— start of READING TEXT —

# Transformer Implementation

Following [The Annotated Transformer](https://nlp.seas.harvard.edu/annotated-transformer/)

## Prelims

In [4]:
import os
from os.path import exists
import torch
import torch.nn as nn
from torch.nn.functional import log_softmax, pad
import math
import copy
import time
from torch.optim.lr_scheduler import LambdaLR

# import pandas as pd
import polars as pl  # Polars because we're cool like that
import altair as alt

from torch.utils.data import DataLoader

import spacy
import GPUtil
import warnings
from torch.utils.data.distributed import DistributedSampler
import torch.distributed as dist
import torch.multiprocessing as mp
from torch.nn.parallel import DistributedDataParallel as DDP

# # Can't import torchtext with ROCm
# from torchtext.data.functional import to_map_style_dataset
# from torchtext.vocab import build_vocab_from_iterator
# import torchtext.datasets as datasets

In [5]:
# Set to False to skip notebook execution (e.g. for debugging)
RUN_EXAMPLES = True

In [10]:
# Convenience helper functions
def is_interactive_notebook() -> bool:
    """Returns a boolean if it is run in an interactive notebook."""
    return __name__ == "__main__"


def show_example(fn, args=[]):
    """Returns the result of a function with arguments if RUN_EXAMPLES is set to True"""
    if __name__ == "__main__" and RUN_EXAMPLES:
        return fn(*args)

— end of READING TEXT —
— start of DATA SECTION —

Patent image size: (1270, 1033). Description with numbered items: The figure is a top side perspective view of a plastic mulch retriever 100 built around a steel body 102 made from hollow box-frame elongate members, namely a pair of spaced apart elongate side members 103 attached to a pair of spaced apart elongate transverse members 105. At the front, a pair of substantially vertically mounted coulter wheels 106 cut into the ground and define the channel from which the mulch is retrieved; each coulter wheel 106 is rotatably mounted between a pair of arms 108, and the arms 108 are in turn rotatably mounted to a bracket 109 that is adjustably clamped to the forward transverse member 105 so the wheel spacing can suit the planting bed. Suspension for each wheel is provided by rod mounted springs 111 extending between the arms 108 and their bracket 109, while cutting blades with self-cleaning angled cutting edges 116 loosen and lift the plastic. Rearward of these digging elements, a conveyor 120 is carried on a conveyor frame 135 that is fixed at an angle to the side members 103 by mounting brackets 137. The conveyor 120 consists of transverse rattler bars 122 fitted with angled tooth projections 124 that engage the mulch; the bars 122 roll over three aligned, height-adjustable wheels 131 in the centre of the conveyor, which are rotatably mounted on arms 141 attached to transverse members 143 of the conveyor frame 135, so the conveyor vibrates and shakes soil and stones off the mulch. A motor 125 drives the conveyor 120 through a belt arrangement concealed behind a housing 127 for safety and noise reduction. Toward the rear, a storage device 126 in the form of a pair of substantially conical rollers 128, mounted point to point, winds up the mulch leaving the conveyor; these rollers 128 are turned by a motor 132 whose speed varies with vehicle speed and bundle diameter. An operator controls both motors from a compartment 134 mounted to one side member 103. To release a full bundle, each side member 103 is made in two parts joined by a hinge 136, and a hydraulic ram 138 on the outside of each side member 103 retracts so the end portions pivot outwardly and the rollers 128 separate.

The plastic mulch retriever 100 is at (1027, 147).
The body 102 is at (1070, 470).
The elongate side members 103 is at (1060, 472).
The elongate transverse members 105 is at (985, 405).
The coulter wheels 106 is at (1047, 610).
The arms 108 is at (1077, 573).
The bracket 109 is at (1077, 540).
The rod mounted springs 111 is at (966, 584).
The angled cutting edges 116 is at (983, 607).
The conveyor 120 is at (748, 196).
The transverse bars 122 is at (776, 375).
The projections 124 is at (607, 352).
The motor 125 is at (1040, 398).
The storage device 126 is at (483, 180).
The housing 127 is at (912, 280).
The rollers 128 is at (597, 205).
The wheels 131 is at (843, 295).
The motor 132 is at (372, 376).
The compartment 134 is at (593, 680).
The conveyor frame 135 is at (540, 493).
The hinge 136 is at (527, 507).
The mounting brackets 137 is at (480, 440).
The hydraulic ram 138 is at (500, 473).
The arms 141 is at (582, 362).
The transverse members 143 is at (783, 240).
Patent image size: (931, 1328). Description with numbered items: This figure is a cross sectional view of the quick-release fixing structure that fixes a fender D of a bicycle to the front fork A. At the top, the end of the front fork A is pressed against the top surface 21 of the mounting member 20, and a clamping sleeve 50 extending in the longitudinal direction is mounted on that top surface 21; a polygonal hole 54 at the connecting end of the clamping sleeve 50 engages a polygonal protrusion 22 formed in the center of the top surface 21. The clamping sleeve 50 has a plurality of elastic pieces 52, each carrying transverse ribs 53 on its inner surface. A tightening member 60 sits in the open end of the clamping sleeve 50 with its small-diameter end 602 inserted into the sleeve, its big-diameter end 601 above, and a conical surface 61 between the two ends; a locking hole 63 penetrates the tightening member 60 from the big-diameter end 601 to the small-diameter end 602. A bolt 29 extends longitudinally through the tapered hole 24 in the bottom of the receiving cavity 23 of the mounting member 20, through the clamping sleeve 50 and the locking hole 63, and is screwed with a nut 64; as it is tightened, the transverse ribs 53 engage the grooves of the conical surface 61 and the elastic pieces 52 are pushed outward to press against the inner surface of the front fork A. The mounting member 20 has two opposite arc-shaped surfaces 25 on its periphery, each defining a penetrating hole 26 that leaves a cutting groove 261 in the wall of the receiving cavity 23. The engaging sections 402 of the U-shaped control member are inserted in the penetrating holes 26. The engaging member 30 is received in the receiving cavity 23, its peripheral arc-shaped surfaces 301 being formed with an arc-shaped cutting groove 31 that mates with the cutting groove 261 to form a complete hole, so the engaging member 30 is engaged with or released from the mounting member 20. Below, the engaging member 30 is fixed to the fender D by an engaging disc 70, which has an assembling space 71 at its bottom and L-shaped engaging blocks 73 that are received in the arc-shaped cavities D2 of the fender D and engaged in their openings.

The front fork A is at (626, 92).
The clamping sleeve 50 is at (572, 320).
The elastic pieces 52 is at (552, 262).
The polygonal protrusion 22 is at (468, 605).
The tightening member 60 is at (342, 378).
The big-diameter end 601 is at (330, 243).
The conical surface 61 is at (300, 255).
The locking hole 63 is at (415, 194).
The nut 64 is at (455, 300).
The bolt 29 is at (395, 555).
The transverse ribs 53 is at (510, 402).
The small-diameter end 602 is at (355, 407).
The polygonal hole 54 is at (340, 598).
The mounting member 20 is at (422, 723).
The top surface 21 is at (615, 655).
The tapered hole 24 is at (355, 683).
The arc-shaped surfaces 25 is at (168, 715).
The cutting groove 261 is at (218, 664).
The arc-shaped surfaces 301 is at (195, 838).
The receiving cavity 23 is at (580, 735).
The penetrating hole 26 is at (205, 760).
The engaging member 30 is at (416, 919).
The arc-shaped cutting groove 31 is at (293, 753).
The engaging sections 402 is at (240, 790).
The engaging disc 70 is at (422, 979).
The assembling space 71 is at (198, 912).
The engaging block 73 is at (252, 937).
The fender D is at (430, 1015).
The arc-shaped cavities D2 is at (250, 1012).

— end of DATA SECTION —

PROBLEM -
Answer these about the transformer notebook:
1. Which guide does the notebook follow?
2. According to the comment, why are the torchtext imports commented out?
3. What value is RUN_EXAMPLES set to?

EXERCISE RESULT -
1. The Annotated Transformer.
2. Torchtext can't be imported with ROCm.
3. True.